What you need to do:
In the listing below, pick out lines with "Studio".

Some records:
** BEGIN **
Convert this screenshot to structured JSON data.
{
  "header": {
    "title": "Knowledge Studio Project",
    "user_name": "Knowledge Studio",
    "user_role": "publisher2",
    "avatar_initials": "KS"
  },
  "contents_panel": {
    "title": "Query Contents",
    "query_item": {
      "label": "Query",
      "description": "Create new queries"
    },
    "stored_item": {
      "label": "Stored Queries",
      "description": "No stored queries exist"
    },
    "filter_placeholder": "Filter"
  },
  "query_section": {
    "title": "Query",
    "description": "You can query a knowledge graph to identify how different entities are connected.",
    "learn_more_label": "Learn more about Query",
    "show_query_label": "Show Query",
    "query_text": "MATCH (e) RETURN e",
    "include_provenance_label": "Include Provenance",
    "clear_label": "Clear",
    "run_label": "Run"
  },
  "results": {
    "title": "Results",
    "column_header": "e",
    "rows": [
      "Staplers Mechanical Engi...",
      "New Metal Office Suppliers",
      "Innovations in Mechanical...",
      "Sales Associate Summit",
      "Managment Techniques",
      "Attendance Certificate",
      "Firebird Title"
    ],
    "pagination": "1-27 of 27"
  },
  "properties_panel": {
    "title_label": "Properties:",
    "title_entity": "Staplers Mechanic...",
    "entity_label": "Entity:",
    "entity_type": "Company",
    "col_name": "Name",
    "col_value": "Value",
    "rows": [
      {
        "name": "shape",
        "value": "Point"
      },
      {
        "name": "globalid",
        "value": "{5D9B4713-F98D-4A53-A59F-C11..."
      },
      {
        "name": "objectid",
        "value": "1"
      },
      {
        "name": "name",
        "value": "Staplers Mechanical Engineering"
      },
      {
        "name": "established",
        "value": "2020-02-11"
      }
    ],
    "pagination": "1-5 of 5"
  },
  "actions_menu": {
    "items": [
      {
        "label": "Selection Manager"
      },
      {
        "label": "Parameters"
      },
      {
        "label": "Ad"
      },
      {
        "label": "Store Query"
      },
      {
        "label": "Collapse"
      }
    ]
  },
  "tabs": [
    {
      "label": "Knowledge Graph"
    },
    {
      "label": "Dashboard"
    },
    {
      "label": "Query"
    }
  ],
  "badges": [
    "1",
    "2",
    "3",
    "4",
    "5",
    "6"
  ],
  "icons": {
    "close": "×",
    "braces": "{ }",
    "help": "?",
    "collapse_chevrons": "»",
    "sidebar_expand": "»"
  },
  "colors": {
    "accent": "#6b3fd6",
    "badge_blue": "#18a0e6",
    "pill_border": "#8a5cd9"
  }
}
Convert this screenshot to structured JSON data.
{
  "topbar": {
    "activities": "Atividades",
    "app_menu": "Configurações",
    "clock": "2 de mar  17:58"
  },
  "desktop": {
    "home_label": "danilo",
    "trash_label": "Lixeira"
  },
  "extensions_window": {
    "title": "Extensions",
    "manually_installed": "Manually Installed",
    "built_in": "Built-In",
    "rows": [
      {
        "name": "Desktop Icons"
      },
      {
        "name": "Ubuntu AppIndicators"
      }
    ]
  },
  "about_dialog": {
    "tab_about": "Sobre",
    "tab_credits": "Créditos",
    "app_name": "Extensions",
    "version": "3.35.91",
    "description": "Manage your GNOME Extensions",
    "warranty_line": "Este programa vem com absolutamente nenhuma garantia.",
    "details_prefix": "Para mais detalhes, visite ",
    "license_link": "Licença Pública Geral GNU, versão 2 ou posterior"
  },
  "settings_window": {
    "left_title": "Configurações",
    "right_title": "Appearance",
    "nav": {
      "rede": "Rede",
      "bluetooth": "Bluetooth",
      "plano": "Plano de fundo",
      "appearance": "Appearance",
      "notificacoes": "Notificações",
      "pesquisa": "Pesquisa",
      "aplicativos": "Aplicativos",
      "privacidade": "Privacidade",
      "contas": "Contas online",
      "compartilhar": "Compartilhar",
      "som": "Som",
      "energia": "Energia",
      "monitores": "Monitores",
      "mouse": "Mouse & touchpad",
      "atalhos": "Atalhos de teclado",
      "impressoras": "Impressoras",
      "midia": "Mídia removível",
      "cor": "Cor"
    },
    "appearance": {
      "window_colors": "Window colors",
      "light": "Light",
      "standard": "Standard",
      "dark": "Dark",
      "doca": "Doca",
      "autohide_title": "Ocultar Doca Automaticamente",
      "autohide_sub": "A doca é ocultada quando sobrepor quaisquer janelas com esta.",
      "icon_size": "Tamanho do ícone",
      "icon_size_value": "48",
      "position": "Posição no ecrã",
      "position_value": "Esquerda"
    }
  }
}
** END **
Result of the task:
    "title": "Knowledge Studio Project",
    "user_name": "Knowledge Studio",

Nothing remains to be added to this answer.